• [WHAT THE TASK ASKS]:
For each line in the data below that holds "color", return a copy.

----- DATA SHOWN

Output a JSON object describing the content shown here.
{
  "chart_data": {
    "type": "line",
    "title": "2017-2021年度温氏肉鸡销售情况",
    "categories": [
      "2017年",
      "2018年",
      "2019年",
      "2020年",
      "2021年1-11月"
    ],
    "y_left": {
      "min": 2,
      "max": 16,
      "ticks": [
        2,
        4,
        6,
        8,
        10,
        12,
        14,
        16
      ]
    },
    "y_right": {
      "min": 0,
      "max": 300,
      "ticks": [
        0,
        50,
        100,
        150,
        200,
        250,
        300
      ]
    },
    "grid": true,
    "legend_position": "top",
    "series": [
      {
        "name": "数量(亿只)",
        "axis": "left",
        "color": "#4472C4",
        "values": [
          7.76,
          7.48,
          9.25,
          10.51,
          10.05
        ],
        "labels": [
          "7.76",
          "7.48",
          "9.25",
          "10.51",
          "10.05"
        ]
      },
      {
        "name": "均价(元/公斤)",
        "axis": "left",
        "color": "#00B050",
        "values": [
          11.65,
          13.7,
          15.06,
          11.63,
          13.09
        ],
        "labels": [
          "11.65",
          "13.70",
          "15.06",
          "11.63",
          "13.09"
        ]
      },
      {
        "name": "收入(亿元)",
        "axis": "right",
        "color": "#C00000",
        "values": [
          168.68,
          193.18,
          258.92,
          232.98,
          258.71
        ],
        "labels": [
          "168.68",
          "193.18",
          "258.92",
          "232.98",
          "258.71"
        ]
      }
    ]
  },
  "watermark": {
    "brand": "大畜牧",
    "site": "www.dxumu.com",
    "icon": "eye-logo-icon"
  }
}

----------

• [RESULT]:
        "color": "#4472C4",
        "color": "#00B050",
        "color": "#C00000",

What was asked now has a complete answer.